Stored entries
╭──

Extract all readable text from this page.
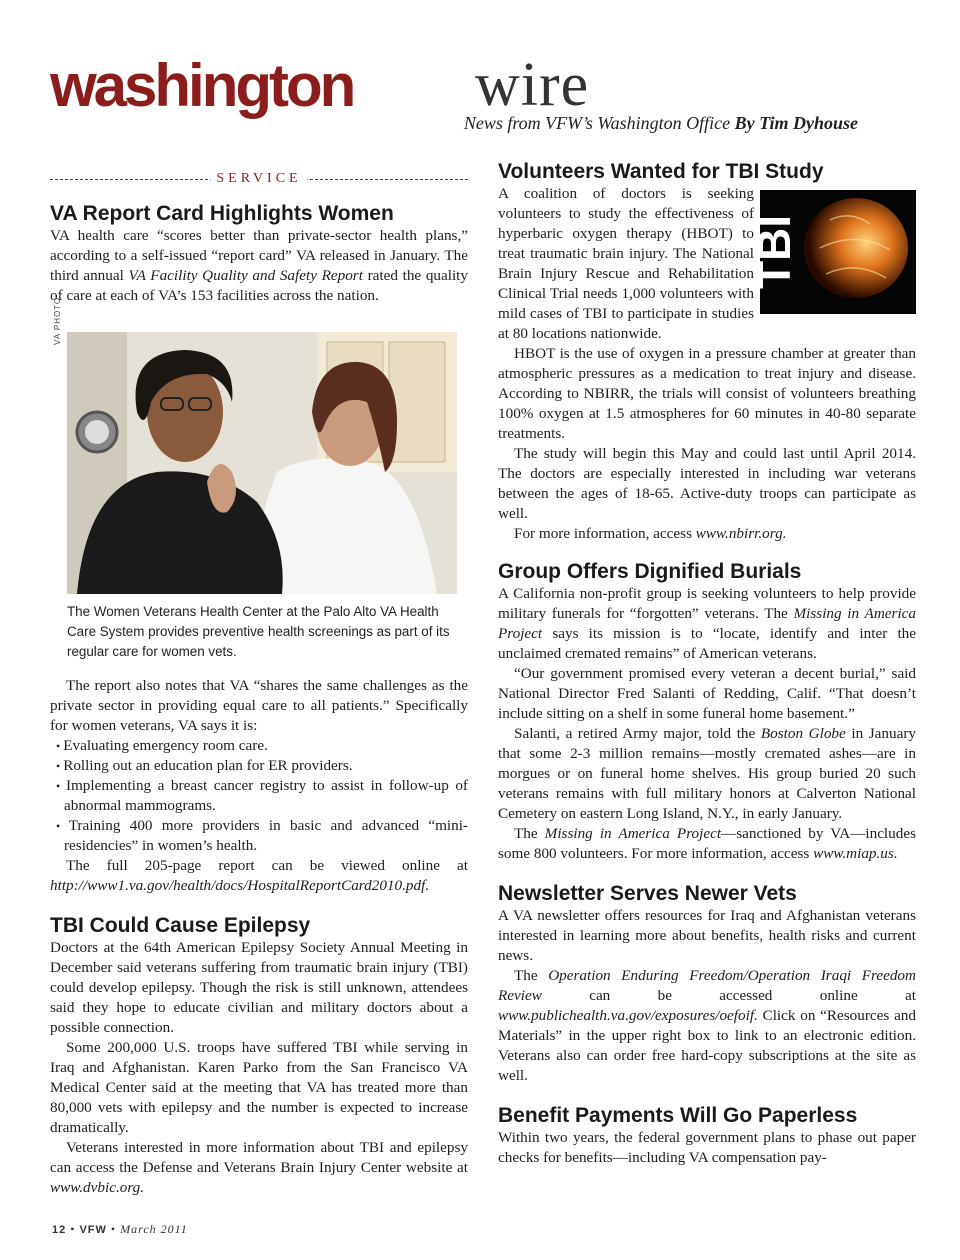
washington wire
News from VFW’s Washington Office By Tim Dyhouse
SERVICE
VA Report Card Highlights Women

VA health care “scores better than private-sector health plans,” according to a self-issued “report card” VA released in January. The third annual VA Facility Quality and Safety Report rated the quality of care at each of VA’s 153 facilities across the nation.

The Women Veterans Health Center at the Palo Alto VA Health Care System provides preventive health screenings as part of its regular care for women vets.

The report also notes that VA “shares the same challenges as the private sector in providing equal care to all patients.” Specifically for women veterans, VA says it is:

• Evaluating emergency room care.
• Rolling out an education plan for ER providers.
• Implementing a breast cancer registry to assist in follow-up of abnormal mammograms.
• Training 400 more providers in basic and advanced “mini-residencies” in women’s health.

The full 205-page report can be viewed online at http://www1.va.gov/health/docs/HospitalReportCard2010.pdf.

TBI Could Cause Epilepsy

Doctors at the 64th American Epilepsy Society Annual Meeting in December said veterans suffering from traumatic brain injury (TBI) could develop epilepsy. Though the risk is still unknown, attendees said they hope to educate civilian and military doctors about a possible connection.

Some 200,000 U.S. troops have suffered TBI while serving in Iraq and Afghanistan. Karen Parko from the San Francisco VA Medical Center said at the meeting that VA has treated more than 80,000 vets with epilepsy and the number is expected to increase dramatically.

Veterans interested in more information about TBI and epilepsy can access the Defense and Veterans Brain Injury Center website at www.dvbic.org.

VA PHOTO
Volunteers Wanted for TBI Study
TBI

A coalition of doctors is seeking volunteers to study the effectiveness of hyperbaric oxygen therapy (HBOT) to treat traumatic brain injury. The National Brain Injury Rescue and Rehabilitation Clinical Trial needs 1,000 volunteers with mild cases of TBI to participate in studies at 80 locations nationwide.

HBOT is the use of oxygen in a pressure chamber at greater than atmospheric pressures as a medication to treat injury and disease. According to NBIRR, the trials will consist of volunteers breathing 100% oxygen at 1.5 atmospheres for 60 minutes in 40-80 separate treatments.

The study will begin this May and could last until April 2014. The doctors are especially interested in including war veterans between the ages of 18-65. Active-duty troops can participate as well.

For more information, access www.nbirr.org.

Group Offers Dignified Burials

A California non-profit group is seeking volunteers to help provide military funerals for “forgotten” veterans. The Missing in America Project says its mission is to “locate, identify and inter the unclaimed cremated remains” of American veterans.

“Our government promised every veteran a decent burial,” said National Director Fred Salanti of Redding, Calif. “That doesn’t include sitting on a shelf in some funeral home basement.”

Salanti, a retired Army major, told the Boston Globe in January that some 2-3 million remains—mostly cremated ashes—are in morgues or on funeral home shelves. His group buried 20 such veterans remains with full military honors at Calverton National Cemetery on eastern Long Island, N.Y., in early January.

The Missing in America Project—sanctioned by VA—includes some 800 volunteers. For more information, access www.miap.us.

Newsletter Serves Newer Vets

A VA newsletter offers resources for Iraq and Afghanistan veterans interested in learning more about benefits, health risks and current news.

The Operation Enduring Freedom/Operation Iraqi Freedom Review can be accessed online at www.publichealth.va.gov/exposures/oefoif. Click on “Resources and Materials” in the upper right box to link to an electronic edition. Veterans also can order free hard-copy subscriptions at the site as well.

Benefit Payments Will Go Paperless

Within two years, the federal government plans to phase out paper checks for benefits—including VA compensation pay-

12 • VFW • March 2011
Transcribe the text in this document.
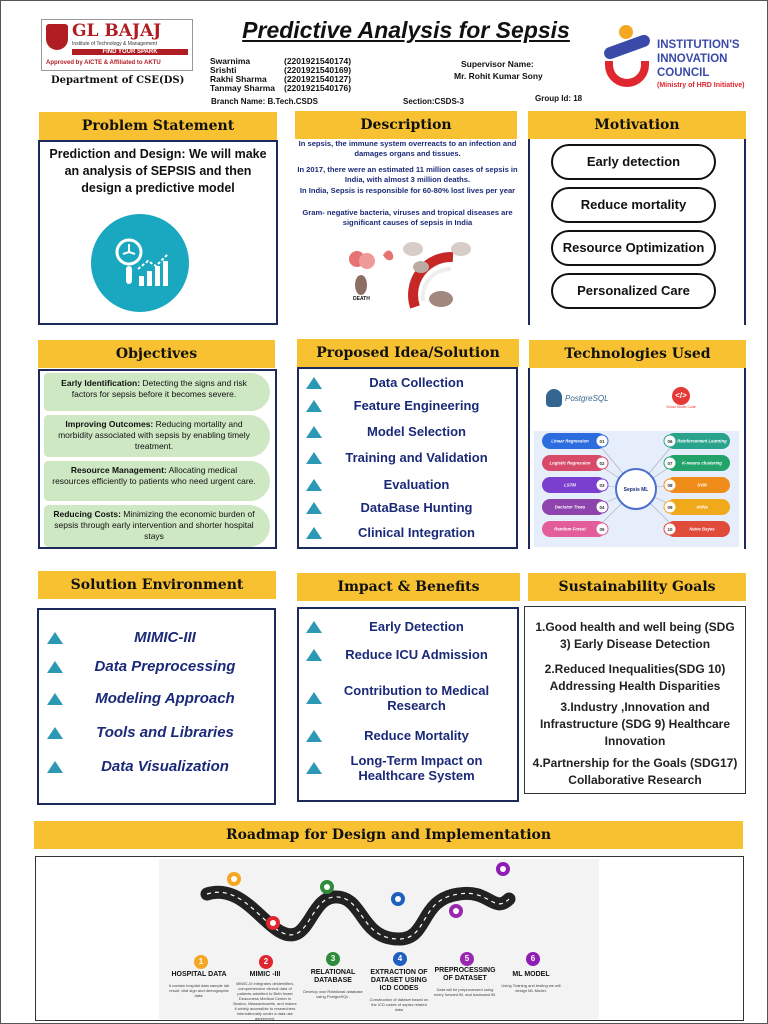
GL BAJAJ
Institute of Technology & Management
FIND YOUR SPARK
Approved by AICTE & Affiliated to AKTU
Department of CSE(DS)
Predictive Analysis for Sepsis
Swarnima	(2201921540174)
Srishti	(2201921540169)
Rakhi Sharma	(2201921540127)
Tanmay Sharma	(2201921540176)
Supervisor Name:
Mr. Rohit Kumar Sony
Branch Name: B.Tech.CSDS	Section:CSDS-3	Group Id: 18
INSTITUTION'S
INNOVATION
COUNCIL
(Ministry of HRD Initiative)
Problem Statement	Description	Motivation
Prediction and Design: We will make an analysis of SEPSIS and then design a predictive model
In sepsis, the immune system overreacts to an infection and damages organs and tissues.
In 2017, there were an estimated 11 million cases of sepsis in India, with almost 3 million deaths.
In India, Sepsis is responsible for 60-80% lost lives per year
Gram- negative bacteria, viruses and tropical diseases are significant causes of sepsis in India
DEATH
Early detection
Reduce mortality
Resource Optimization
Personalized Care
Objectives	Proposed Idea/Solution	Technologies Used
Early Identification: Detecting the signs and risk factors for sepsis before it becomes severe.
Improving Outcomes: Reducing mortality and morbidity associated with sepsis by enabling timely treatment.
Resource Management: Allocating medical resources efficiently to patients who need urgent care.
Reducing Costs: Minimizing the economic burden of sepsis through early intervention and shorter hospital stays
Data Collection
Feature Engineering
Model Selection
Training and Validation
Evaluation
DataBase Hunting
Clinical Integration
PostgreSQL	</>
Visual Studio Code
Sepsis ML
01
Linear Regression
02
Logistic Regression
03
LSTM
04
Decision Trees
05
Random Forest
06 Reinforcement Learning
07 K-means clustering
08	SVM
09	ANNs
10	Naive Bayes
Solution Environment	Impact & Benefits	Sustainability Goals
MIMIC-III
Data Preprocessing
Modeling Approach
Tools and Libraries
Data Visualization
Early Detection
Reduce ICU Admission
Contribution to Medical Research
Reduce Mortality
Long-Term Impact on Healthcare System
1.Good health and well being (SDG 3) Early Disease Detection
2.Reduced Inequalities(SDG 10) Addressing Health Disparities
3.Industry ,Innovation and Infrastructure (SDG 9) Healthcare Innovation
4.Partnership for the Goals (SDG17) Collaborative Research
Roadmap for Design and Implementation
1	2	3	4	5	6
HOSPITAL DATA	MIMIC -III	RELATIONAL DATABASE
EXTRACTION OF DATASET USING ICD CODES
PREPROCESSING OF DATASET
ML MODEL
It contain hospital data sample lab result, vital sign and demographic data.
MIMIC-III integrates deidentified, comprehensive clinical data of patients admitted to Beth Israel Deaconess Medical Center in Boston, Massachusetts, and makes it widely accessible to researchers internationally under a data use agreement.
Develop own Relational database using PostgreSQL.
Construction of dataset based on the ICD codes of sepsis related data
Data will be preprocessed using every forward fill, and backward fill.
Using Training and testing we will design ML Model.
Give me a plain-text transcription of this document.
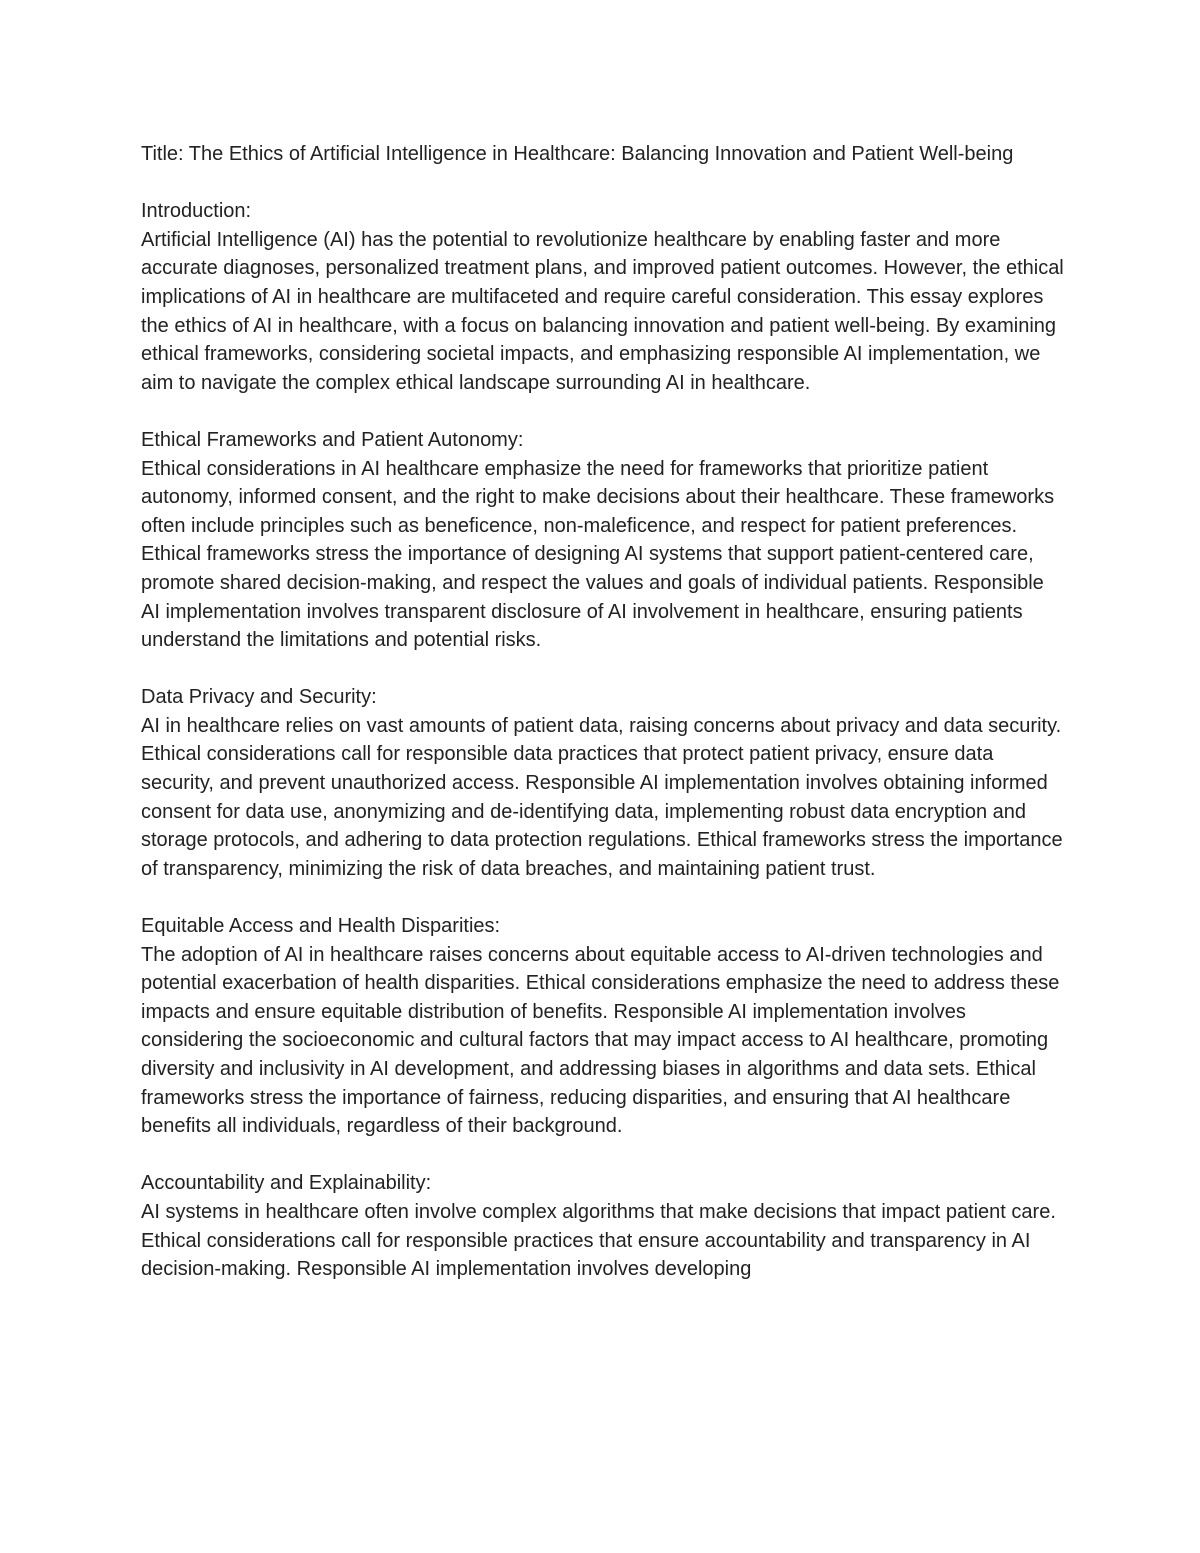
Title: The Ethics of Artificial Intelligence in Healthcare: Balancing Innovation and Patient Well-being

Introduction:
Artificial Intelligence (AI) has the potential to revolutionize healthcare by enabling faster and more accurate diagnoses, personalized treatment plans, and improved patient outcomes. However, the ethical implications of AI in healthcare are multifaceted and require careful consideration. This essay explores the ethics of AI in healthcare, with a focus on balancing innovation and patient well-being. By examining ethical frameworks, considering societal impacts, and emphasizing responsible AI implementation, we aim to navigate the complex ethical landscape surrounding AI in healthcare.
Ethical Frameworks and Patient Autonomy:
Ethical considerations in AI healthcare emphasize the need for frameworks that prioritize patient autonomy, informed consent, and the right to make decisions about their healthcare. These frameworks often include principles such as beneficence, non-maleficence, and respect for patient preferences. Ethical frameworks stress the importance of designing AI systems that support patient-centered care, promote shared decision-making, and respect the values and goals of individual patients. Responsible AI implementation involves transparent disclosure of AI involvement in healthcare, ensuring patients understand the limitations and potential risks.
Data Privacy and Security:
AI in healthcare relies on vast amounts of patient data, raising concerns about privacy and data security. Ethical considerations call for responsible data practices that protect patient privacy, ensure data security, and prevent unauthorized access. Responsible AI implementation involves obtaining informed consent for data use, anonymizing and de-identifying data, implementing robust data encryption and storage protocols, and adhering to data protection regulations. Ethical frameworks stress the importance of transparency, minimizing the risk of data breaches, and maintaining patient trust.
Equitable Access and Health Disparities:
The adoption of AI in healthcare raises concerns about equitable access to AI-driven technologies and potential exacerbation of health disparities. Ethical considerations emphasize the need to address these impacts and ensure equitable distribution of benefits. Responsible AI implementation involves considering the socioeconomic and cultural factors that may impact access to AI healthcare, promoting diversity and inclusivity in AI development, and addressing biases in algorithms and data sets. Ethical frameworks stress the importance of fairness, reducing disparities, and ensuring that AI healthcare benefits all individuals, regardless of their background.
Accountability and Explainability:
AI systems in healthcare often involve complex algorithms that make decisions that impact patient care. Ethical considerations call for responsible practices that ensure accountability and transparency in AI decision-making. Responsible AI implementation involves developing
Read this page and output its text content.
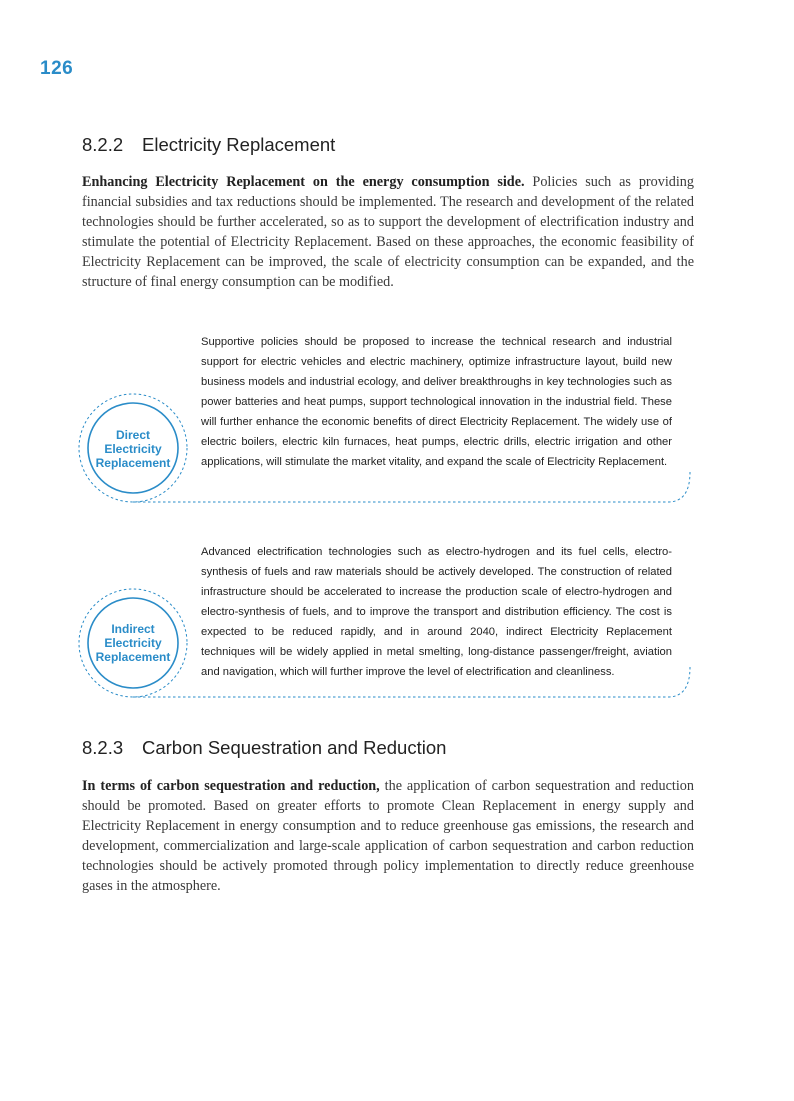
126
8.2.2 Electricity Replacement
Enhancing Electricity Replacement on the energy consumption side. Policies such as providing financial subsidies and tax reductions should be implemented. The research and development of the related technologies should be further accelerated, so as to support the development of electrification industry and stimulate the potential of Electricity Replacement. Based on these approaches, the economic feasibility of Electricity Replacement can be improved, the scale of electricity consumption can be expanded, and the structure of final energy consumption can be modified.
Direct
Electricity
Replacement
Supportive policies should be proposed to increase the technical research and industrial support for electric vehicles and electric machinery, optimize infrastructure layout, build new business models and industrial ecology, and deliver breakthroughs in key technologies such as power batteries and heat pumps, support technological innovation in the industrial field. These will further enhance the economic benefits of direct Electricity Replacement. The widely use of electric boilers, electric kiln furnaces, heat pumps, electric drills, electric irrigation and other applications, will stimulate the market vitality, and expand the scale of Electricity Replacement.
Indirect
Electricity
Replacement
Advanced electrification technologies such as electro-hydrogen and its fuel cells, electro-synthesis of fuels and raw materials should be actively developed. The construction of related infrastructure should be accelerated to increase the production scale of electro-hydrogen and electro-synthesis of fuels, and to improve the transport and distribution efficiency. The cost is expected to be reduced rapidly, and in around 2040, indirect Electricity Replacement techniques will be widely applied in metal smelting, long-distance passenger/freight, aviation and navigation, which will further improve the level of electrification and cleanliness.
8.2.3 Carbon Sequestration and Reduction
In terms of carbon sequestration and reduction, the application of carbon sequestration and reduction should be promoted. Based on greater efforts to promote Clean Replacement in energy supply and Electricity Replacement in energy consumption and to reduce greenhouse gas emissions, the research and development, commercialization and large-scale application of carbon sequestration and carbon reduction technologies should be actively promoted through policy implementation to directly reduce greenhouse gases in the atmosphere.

╰──

*EXERCISE OBJECTIVE:*
Please copy every line of the records above in which "increase" appears.

*PROBLEM SOLUTION:*
Some 200,000 U.S. troops have suffered TBI while serving in Iraq and Afghanistan. Karen Parko from the San Francisco VA Medical Center said at the meeting that VA has treated more than 80,000 vets with epilepsy and the number is expected to increase dramatically.
Supportive policies should be proposed to increase the technical research and industrial support for electric vehicles and electric machinery, optimize infrastructure layout, build new business models and industrial ecology, and deliver breakthroughs in key technologies such as power batteries and heat pumps, support technological innovation in the industrial field. These will further enhance the economic benefits of direct Electricity Replacement. The widely use of electric boilers, electric kiln furnaces, heat pumps, electric drills, electric irrigation and other applications, will stimulate the market vitality, and expand the scale of Electricity Replacement.
Advanced electrification technologies such as electro-hydrogen and its fuel cells, electro-synthesis of fuels and raw materials should be actively developed. The construction of related infrastructure should be accelerated to increase the production scale of electro-hydrogen and electro-synthesis of fuels, and to improve the transport and distribution efficiency. The cost is expected to be reduced rapidly, and in around 2040, indirect Electricity Replacement techniques will be widely applied in metal smelting, long-distance passenger/freight, aviation and navigation, which will further improve the level of electrification and cleanliness.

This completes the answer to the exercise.